• JOB:
Write the records out again, precisely as they stand.

++++ PROVIDED RECORDS

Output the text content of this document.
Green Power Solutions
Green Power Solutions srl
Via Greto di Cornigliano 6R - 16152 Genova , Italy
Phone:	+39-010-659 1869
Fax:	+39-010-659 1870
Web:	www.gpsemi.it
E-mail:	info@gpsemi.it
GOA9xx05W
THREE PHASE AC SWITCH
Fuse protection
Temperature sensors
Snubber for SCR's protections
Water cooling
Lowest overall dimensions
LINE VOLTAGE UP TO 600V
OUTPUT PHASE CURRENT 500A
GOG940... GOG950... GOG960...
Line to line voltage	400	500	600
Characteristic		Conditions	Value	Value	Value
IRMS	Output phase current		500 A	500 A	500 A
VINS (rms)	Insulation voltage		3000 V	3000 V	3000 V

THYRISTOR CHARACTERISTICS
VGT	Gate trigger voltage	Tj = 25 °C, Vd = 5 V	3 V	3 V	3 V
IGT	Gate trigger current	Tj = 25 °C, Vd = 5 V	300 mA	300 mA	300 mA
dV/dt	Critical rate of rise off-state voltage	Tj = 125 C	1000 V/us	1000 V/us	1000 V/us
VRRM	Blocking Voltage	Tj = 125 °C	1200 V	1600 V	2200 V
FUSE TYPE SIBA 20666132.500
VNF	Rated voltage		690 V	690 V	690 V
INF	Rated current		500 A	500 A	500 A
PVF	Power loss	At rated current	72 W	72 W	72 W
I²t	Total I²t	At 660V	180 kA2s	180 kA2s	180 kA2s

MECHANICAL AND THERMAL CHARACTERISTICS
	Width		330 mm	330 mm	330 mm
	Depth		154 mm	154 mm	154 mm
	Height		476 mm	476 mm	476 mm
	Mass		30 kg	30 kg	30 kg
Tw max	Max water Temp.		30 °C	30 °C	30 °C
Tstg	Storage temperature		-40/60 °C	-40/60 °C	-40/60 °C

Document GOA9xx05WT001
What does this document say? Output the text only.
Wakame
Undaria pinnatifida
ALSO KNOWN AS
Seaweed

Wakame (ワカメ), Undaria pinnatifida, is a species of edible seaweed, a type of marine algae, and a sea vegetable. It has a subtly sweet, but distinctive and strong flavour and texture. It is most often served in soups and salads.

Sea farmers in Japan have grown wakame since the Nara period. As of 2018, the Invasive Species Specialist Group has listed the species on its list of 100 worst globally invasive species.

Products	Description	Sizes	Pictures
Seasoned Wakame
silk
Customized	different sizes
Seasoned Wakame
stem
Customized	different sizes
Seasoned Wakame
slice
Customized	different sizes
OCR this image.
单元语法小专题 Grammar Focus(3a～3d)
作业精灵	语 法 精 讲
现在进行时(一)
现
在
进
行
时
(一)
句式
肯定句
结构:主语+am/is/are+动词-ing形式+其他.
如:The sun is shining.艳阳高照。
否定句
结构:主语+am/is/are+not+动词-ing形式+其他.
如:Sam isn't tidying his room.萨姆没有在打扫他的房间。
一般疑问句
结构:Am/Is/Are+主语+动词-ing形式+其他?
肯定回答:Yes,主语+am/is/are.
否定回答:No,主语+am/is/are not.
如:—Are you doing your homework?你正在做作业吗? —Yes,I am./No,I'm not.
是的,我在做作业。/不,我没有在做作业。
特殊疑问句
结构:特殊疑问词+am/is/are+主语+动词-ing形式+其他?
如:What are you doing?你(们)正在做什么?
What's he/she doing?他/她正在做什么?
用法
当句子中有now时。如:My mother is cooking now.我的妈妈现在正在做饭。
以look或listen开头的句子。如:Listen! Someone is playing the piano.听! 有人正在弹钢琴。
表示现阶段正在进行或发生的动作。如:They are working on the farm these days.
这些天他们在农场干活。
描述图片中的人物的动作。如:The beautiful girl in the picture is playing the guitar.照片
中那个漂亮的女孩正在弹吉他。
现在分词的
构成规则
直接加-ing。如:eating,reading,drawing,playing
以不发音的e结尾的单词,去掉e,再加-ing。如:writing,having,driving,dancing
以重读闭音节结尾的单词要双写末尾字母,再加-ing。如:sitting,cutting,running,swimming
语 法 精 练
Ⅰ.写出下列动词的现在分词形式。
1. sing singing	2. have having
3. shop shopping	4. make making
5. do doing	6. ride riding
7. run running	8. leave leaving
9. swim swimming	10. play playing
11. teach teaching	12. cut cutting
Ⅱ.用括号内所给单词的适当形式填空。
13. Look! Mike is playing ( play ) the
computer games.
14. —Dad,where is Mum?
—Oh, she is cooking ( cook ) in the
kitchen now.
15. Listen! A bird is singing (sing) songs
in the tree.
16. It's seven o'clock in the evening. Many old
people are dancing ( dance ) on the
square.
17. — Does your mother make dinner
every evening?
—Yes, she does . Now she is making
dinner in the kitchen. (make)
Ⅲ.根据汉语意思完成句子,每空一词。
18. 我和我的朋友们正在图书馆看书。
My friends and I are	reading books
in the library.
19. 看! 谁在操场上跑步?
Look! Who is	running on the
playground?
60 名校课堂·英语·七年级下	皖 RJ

++++++++

• ANSWER FOR THE TASK:
Output the text content of this document.
Green Power Solutions
Green Power Solutions srl
Via Greto di Cornigliano 6R - 16152 Genova , Italy
Phone:	+39-010-659 1869
Fax:	+39-010-659 1870
Web:	www.gpsemi.it
E-mail:	info@gpsemi.it
GOA9xx05W
THREE PHASE AC SWITCH
Fuse protection
Temperature sensors
Snubber for SCR's protections
Water cooling
Lowest overall dimensions
LINE VOLTAGE UP TO 600V
OUTPUT PHASE CURRENT 500A
GOG940... GOG950... GOG960...
Line to line voltage	400	500	600
Characteristic		Conditions	Value	Value	Value
IRMS	Output phase current		500 A	500 A	500 A
VINS (rms)	Insulation voltage		3000 V	3000 V	3000 V

THYRISTOR CHARACTERISTICS
VGT	Gate trigger voltage	Tj = 25 °C, Vd = 5 V	3 V	3 V	3 V
IGT	Gate trigger current	Tj = 25 °C, Vd = 5 V	300 mA	300 mA	300 mA
dV/dt	Critical rate of rise off-state voltage	Tj = 125 C	1000 V/us	1000 V/us	1000 V/us
VRRM	Blocking Voltage	Tj = 125 °C	1200 V	1600 V	2200 V
FUSE TYPE SIBA 20666132.500
VNF	Rated voltage		690 V	690 V	690 V
INF	Rated current		500 A	500 A	500 A
PVF	Power loss	At rated current	72 W	72 W	72 W
I²t	Total I²t	At 660V	180 kA2s	180 kA2s	180 kA2s

MECHANICAL AND THERMAL CHARACTERISTICS
	Width		330 mm	330 mm	330 mm
	Depth		154 mm	154 mm	154 mm
	Height		476 mm	476 mm	476 mm
	Mass		30 kg	30 kg	30 kg
Tw max	Max water Temp.		30 °C	30 °C	30 °C
Tstg	Storage temperature		-40/60 °C	-40/60 °C	-40/60 °C

Document GOA9xx05WT001
What does this document say? Output the text only.
Wakame
Undaria pinnatifida
ALSO KNOWN AS
Seaweed

Wakame (ワカメ), Undaria pinnatifida, is a species of edible seaweed, a type of marine algae, and a sea vegetable. It has a subtly sweet, but distinctive and strong flavour and texture. It is most often served in soups and salads.

Sea farmers in Japan have grown wakame since the Nara period. As of 2018, the Invasive Species Specialist Group has listed the species on its list of 100 worst globally invasive species.

Products	Description	Sizes	Pictures
Seasoned Wakame
silk
Customized	different sizes
Seasoned Wakame
stem
Customized	different sizes
Seasoned Wakame
slice
Customized	different sizes
OCR this image.
单元语法小专题 Grammar Focus(3a～3d)
作业精灵	语 法 精 讲
现在进行时(一)
现
在
进
行
时
(一)
句式
肯定句
结构:主语+am/is/are+动词-ing形式+其他.
如:The sun is shining.艳阳高照。
否定句
结构:主语+am/is/are+not+动词-ing形式+其他.
如:Sam isn't tidying his room.萨姆没有在打扫他的房间。
一般疑问句
结构:Am/Is/Are+主语+动词-ing形式+其他?
肯定回答:Yes,主语+am/is/are.
否定回答:No,主语+am/is/are not.
如:—Are you doing your homework?你正在做作业吗? —Yes,I am./No,I'm not.
是的,我在做作业。/不,我没有在做作业。
特殊疑问句
结构:特殊疑问词+am/is/are+主语+动词-ing形式+其他?
如:What are you doing?你(们)正在做什么?
What's he/she doing?他/她正在做什么?
用法
当句子中有now时。如:My mother is cooking now.我的妈妈现在正在做饭。
以look或listen开头的句子。如:Listen! Someone is playing the piano.听! 有人正在弹钢琴。
表示现阶段正在进行或发生的动作。如:They are working on the farm these days.
这些天他们在农场干活。
描述图片中的人物的动作。如:The beautiful girl in the picture is playing the guitar.照片
中那个漂亮的女孩正在弹吉他。
现在分词的
构成规则
直接加-ing。如:eating,reading,drawing,playing
以不发音的e结尾的单词,去掉e,再加-ing。如:writing,having,driving,dancing
以重读闭音节结尾的单词要双写末尾字母,再加-ing。如:sitting,cutting,running,swimming
语 法 精 练
Ⅰ.写出下列动词的现在分词形式。
1. sing singing	2. have having
3. shop shopping	4. make making
5. do doing	6. ride riding
7. run running	8. leave leaving
9. swim swimming	10. play playing
11. teach teaching	12. cut cutting
Ⅱ.用括号内所给单词的适当形式填空。
13. Look! Mike is playing ( play ) the
computer games.
14. —Dad,where is Mum?
—Oh, she is cooking ( cook ) in the
kitchen now.
15. Listen! A bird is singing (sing) songs
in the tree.
16. It's seven o'clock in the evening. Many old
people are dancing ( dance ) on the
square.
17. — Does your mother make dinner
every evening?
—Yes, she does . Now she is making
dinner in the kitchen. (make)
Ⅲ.根据汉语意思完成句子,每空一词。
18. 我和我的朋友们正在图书馆看书。
My friends and I are	reading books
in the library.
19. 看! 谁在操场上跑步?
Look! Who is	running on the
playground?
60 名校课堂·英语·七年级下	皖 RJ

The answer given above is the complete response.